* DIRECTIONS FOR THIS TASK:
Present the entries below as a Markdown table with the columns No. and Entry Line, giving each line its own numbered row and leaving out blank lines.

>> Begin DATASET RECORDS

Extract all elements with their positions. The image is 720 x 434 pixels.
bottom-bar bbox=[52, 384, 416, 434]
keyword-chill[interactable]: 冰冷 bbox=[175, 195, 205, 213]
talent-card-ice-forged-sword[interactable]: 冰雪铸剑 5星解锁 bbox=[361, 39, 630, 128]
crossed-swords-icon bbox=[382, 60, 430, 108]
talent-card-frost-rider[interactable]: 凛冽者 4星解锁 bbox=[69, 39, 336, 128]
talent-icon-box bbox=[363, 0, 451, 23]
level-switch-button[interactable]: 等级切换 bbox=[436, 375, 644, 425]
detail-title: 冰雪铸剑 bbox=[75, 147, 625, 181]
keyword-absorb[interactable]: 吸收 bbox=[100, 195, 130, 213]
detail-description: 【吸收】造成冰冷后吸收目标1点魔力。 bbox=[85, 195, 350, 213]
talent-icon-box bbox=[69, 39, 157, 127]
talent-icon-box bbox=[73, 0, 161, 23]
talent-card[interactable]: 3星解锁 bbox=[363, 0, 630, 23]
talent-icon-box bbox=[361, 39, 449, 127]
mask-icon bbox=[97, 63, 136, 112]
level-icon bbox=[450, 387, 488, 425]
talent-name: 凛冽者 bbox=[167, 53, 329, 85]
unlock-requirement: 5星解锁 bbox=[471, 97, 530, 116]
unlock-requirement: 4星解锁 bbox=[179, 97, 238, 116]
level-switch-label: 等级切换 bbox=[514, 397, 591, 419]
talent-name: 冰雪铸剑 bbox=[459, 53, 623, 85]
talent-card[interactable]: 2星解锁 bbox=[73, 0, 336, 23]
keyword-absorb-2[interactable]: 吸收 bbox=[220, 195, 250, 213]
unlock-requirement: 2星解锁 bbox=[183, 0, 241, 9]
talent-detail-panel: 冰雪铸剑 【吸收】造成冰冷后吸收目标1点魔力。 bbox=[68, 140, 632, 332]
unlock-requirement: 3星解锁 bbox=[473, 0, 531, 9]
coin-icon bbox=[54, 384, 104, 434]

>> End DATASET RECORDS

* SOLVED PROBLEM:
| No. | Entry Line |
|---|---|
| 1 | Extract all elements with their positions. The image is 720 x 434 pixels. |
| 2 | bottom-bar bbox=[52, 384, 416, 434] |
| 3 | keyword-chill[interactable]: 冰冷 bbox=[175, 195, 205, 213] |
| 4 | talent-card-ice-forged-sword[interactable]: 冰雪铸剑 5星解锁 bbox=[361, 39, 630, 128] |
| 5 | crossed-swords-icon bbox=[382, 60, 430, 108] |
| 6 | talent-card-frost-rider[interactable]: 凛冽者 4星解锁 bbox=[69, 39, 336, 128] |
| 7 | talent-icon-box bbox=[363, 0, 451, 23] |
| 8 | level-switch-button[interactable]: 等级切换 bbox=[436, 375, 644, 425] |
| 9 | detail-title: 冰雪铸剑 bbox=[75, 147, 625, 181] |
| 10 | keyword-absorb[interactable]: 吸收 bbox=[100, 195, 130, 213] |
| 11 | detail-description: 【吸收】造成冰冷后吸收目标1点魔力。 bbox=[85, 195, 350, 213] |
| 12 | talent-icon-box bbox=[69, 39, 157, 127] |
| 13 | talent-icon-box bbox=[73, 0, 161, 23] |
| 14 | talent-card[interactable]: 3星解锁 bbox=[363, 0, 630, 23] |
| 15 | talent-icon-box bbox=[361, 39, 449, 127] |
| 16 | mask-icon bbox=[97, 63, 136, 112] |
| 17 | level-icon bbox=[450, 387, 488, 425] |
| 18 | talent-name: 凛冽者 bbox=[167, 53, 329, 85] |
| 19 | unlock-requirement: 5星解锁 bbox=[471, 97, 530, 116] |
| 20 | unlock-requirement: 4星解锁 bbox=[179, 97, 238, 116] |
| 21 | level-switch-label: 等级切换 bbox=[514, 397, 591, 419] |
| 22 | talent-name: 冰雪铸剑 bbox=[459, 53, 623, 85] |
| 23 | talent-card[interactable]: 2星解锁 bbox=[73, 0, 336, 23] |
| 24 | keyword-absorb-2[interactable]: 吸收 bbox=[220, 195, 250, 213] |
| 25 | unlock-requirement: 2星解锁 bbox=[183, 0, 241, 9] |
| 26 | talent-detail-panel: 冰雪铸剑 【吸收】造成冰冷后吸收目标1点魔力。 bbox=[68, 140, 632, 332] |
| 27 | unlock-requirement: 3星解锁 bbox=[473, 0, 531, 9] |
| 28 | coin-icon bbox=[54, 384, 104, 434] |